• Task
Restate every line of the material, word for word.

• Material provided

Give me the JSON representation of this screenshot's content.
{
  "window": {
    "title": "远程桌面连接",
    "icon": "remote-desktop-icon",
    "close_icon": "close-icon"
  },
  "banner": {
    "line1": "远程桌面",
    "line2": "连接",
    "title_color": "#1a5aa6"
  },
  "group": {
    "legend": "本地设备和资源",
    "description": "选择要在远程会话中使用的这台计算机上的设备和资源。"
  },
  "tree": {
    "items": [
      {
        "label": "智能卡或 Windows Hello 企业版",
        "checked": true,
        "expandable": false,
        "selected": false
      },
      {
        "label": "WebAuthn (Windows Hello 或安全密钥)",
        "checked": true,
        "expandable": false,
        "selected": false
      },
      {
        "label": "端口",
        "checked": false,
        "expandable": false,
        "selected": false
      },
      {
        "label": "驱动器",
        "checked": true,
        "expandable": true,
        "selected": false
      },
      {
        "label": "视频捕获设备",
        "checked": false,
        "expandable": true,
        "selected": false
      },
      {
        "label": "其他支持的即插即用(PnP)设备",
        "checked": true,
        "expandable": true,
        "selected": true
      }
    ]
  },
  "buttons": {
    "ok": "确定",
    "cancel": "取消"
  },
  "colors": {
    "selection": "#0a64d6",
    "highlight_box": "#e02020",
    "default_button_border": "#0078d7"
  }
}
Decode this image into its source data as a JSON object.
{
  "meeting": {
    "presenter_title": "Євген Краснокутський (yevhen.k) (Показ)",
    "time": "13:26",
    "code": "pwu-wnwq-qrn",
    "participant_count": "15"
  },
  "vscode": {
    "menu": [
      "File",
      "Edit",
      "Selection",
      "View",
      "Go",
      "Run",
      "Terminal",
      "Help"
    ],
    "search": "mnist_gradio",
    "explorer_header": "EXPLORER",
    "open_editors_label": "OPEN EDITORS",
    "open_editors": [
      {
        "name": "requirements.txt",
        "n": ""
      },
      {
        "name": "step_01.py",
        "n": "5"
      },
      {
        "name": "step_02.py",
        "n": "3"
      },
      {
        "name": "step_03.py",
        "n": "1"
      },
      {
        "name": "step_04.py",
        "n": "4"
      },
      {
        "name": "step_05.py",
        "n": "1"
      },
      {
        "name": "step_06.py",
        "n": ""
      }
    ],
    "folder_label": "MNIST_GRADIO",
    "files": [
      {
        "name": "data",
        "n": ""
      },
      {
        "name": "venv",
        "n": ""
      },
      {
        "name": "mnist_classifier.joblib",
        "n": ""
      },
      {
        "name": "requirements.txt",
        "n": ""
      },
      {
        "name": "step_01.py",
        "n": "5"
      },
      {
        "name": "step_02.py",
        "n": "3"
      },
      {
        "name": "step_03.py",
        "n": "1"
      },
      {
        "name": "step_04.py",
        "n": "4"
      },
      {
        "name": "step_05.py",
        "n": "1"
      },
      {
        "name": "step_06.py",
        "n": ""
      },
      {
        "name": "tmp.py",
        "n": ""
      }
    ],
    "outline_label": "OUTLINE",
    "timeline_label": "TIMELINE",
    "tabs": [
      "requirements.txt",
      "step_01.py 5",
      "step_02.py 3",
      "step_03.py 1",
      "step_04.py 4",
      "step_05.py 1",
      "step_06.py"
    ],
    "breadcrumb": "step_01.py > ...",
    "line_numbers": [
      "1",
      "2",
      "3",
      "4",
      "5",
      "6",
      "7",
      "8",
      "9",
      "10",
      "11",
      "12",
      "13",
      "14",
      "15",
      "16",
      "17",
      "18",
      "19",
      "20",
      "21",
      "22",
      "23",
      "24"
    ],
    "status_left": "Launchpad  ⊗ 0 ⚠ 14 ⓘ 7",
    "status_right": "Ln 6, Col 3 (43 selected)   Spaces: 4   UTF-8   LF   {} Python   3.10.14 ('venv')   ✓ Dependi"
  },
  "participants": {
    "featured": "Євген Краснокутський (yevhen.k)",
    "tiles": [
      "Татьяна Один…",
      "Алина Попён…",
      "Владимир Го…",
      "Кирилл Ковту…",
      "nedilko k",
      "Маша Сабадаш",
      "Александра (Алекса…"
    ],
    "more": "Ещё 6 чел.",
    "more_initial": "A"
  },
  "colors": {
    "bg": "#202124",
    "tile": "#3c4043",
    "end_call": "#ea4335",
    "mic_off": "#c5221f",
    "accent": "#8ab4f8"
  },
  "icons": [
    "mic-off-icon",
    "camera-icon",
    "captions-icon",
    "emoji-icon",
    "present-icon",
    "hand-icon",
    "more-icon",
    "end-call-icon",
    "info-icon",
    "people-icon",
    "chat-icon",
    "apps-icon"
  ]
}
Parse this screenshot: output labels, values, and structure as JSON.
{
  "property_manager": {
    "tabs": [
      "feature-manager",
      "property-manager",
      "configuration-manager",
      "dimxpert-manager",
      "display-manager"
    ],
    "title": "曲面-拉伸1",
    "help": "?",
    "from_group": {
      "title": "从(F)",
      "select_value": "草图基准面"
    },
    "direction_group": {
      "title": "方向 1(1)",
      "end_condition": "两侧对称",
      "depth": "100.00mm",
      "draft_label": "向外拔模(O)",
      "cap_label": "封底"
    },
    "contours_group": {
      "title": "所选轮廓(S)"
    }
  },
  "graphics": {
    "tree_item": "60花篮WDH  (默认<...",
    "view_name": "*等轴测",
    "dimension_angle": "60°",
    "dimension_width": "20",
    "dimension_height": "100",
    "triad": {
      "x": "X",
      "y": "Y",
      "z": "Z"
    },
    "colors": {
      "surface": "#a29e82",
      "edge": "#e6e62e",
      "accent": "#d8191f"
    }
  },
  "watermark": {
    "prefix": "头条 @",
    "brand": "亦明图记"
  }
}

• Response to this task
Give me the JSON representation of this screenshot's content.
{
  "window": {
    "title": "远程桌面连接",
    "icon": "remote-desktop-icon",
    "close_icon": "close-icon"
  },
  "banner": {
    "line1": "远程桌面",
    "line2": "连接",
    "title_color": "#1a5aa6"
  },
  "group": {
    "legend": "本地设备和资源",
    "description": "选择要在远程会话中使用的这台计算机上的设备和资源。"
  },
  "tree": {
    "items": [
      {
        "label": "智能卡或 Windows Hello 企业版",
        "checked": true,
        "expandable": false,
        "selected": false
      },
      {
        "label": "WebAuthn (Windows Hello 或安全密钥)",
        "checked": true,
        "expandable": false,
        "selected": false
      },
      {
        "label": "端口",
        "checked": false,
        "expandable": false,
        "selected": false
      },
      {
        "label": "驱动器",
        "checked": true,
        "expandable": true,
        "selected": false
      },
      {
        "label": "视频捕获设备",
        "checked": false,
        "expandable": true,
        "selected": false
      },
      {
        "label": "其他支持的即插即用(PnP)设备",
        "checked": true,
        "expandable": true,
        "selected": true
      }
    ]
  },
  "buttons": {
    "ok": "确定",
    "cancel": "取消"
  },
  "colors": {
    "selection": "#0a64d6",
    "highlight_box": "#e02020",
    "default_button_border": "#0078d7"
  }
}
Decode this image into its source data as a JSON object.
{
  "meeting": {
    "presenter_title": "Євген Краснокутський (yevhen.k) (Показ)",
    "time": "13:26",
    "code": "pwu-wnwq-qrn",
    "participant_count": "15"
  },
  "vscode": {
    "menu": [
      "File",
      "Edit",
      "Selection",
      "View",
      "Go",
      "Run",
      "Terminal",
      "Help"
    ],
    "search": "mnist_gradio",
    "explorer_header": "EXPLORER",
    "open_editors_label": "OPEN EDITORS",
    "open_editors": [
      {
        "name": "requirements.txt",
        "n": ""
      },
      {
        "name": "step_01.py",
        "n": "5"
      },
      {
        "name": "step_02.py",
        "n": "3"
      },
      {
        "name": "step_03.py",
        "n": "1"
      },
      {
        "name": "step_04.py",
        "n": "4"
      },
      {
        "name": "step_05.py",
        "n": "1"
      },
      {
        "name": "step_06.py",
        "n": ""
      }
    ],
    "folder_label": "MNIST_GRADIO",
    "files": [
      {
        "name": "data",
        "n": ""
      },
      {
        "name": "venv",
        "n": ""
      },
      {
        "name": "mnist_classifier.joblib",
        "n": ""
      },
      {
        "name": "requirements.txt",
        "n": ""
      },
      {
        "name": "step_01.py",
        "n": "5"
      },
      {
        "name": "step_02.py",
        "n": "3"
      },
      {
        "name": "step_03.py",
        "n": "1"
      },
      {
        "name": "step_04.py",
        "n": "4"
      },
      {
        "name": "step_05.py",
        "n": "1"
      },
      {
        "name": "step_06.py",
        "n": ""
      },
      {
        "name": "tmp.py",
        "n": ""
      }
    ],
    "outline_label": "OUTLINE",
    "timeline_label": "TIMELINE",
    "tabs": [
      "requirements.txt",
      "step_01.py 5",
      "step_02.py 3",
      "step_03.py 1",
      "step_04.py 4",
      "step_05.py 1",
      "step_06.py"
    ],
    "breadcrumb": "step_01.py > ...",
    "line_numbers": [
      "1",
      "2",
      "3",
      "4",
      "5",
      "6",
      "7",
      "8",
      "9",
      "10",
      "11",
      "12",
      "13",
      "14",
      "15",
      "16",
      "17",
      "18",
      "19",
      "20",
      "21",
      "22",
      "23",
      "24"
    ],
    "status_left": "Launchpad  ⊗ 0 ⚠ 14 ⓘ 7",
    "status_right": "Ln 6, Col 3 (43 selected)   Spaces: 4   UTF-8   LF   {} Python   3.10.14 ('venv')   ✓ Dependi"
  },
  "participants": {
    "featured": "Євген Краснокутський (yevhen.k)",
    "tiles": [
      "Татьяна Один…",
      "Алина Попён…",
      "Владимир Го…",
      "Кирилл Ковту…",
      "nedilko k",
      "Маша Сабадаш",
      "Александра (Алекса…"
    ],
    "more": "Ещё 6 чел.",
    "more_initial": "A"
  },
  "colors": {
    "bg": "#202124",
    "tile": "#3c4043",
    "end_call": "#ea4335",
    "mic_off": "#c5221f",
    "accent": "#8ab4f8"
  },
  "icons": [
    "mic-off-icon",
    "camera-icon",
    "captions-icon",
    "emoji-icon",
    "present-icon",
    "hand-icon",
    "more-icon",
    "end-call-icon",
    "info-icon",
    "people-icon",
    "chat-icon",
    "apps-icon"
  ]
}
Parse this screenshot: output labels, values, and structure as JSON.
{
  "property_manager": {
    "tabs": [
      "feature-manager",
      "property-manager",
      "configuration-manager",
      "dimxpert-manager",
      "display-manager"
    ],
    "title": "曲面-拉伸1",
    "help": "?",
    "from_group": {
      "title": "从(F)",
      "select_value": "草图基准面"
    },
    "direction_group": {
      "title": "方向 1(1)",
      "end_condition": "两侧对称",
      "depth": "100.00mm",
      "draft_label": "向外拔模(O)",
      "cap_label": "封底"
    },
    "contours_group": {
      "title": "所选轮廓(S)"
    }
  },
  "graphics": {
    "tree_item": "60花篮WDH  (默认<...",
    "view_name": "*等轴测",
    "dimension_angle": "60°",
    "dimension_width": "20",
    "dimension_height": "100",
    "triad": {
      "x": "X",
      "y": "Y",
      "z": "Z"
    },
    "colors": {
      "surface": "#a29e82",
      "edge": "#e6e62e",
      "accent": "#d8191f"
    }
  },
  "watermark": {
    "prefix": "头条 @",
    "brand": "亦明图记"
  }
}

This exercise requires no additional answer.